--- Start of INFORMATION PROVIDED ---

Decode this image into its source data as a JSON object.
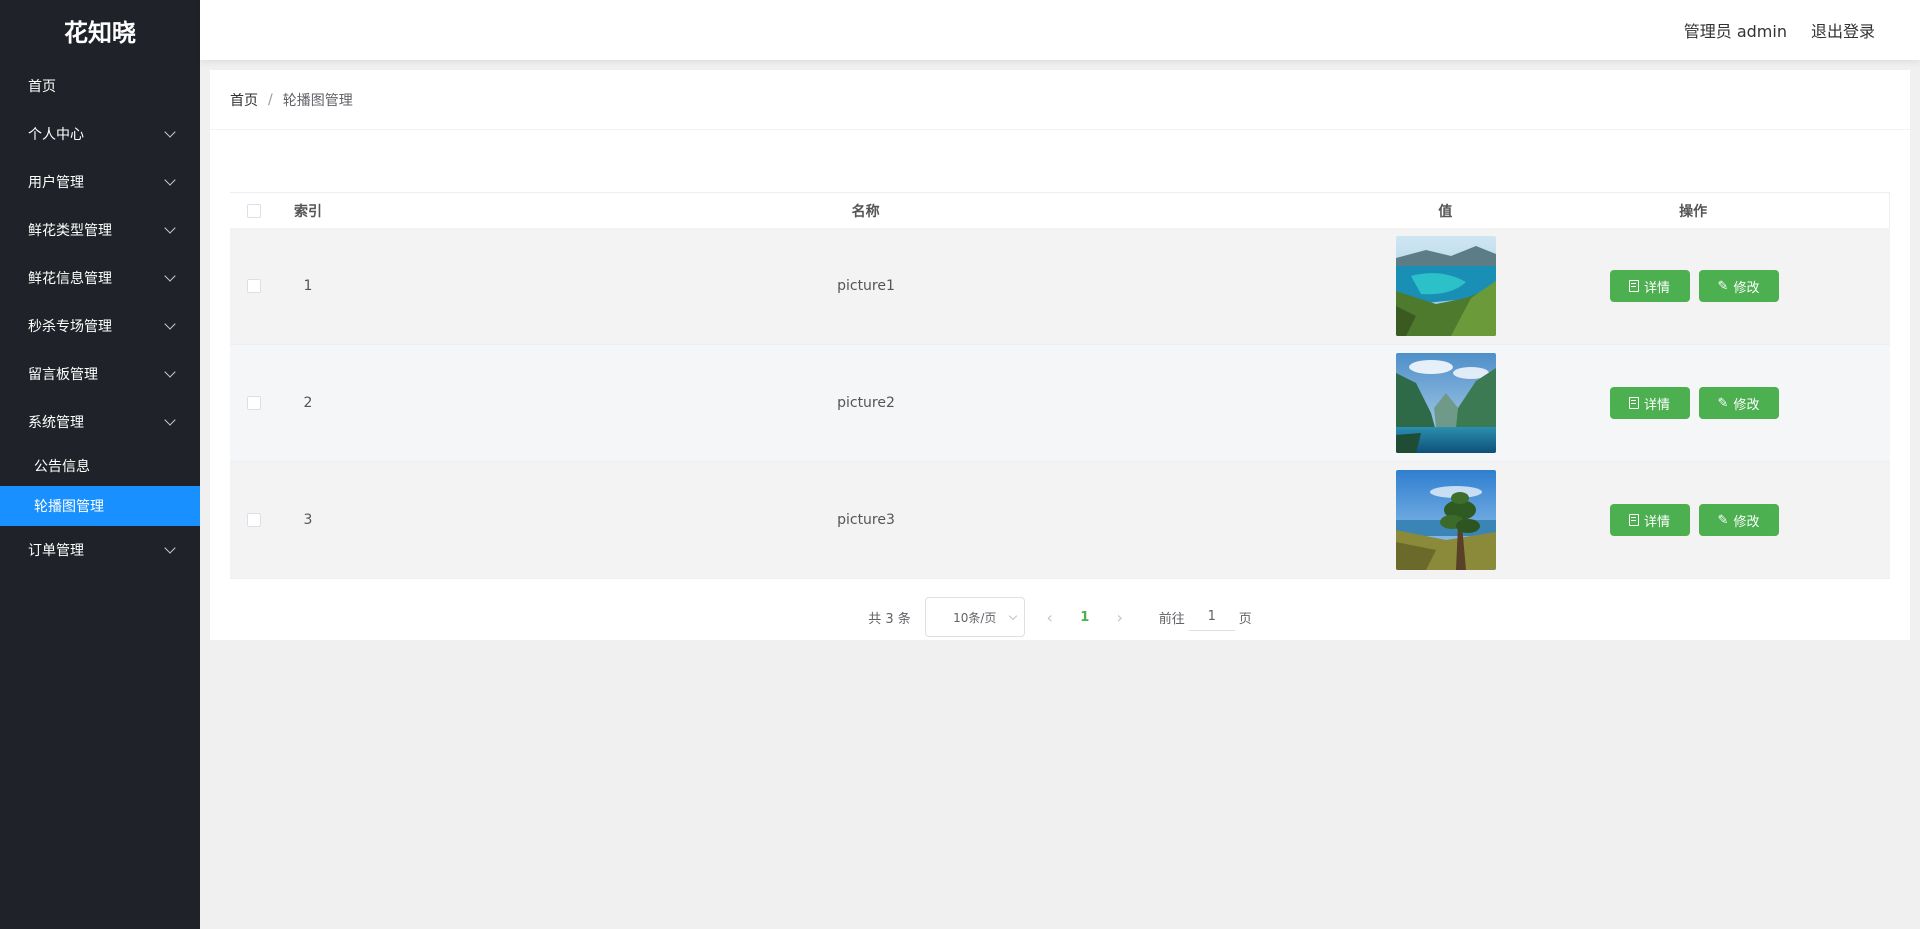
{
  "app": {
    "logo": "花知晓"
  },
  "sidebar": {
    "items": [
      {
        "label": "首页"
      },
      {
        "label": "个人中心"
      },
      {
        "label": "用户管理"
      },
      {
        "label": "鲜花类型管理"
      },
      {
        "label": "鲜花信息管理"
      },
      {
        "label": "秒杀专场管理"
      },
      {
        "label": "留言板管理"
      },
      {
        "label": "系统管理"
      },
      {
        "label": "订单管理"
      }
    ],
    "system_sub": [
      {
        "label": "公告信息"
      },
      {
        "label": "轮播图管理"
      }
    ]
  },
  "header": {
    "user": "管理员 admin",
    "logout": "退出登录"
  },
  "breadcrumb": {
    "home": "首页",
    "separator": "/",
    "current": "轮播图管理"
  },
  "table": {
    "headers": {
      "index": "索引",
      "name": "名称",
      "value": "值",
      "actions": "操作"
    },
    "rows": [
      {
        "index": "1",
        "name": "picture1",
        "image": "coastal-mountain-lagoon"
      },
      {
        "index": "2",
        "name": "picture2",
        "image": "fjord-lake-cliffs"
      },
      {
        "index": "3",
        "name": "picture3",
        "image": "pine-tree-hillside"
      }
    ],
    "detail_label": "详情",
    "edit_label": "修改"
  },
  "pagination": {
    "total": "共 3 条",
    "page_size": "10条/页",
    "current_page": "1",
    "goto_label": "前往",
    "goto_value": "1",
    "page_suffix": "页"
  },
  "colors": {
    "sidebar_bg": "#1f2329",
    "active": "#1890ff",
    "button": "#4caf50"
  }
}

--- End of INFORMATION PROVIDED ---

• _GIVEN INSTRUCTION_
Please list every line of the records that contains "name".

• _OUTPUT_
      "name": "名称",
        "name": "picture1",
        "name": "picture2",
        "name": "picture3",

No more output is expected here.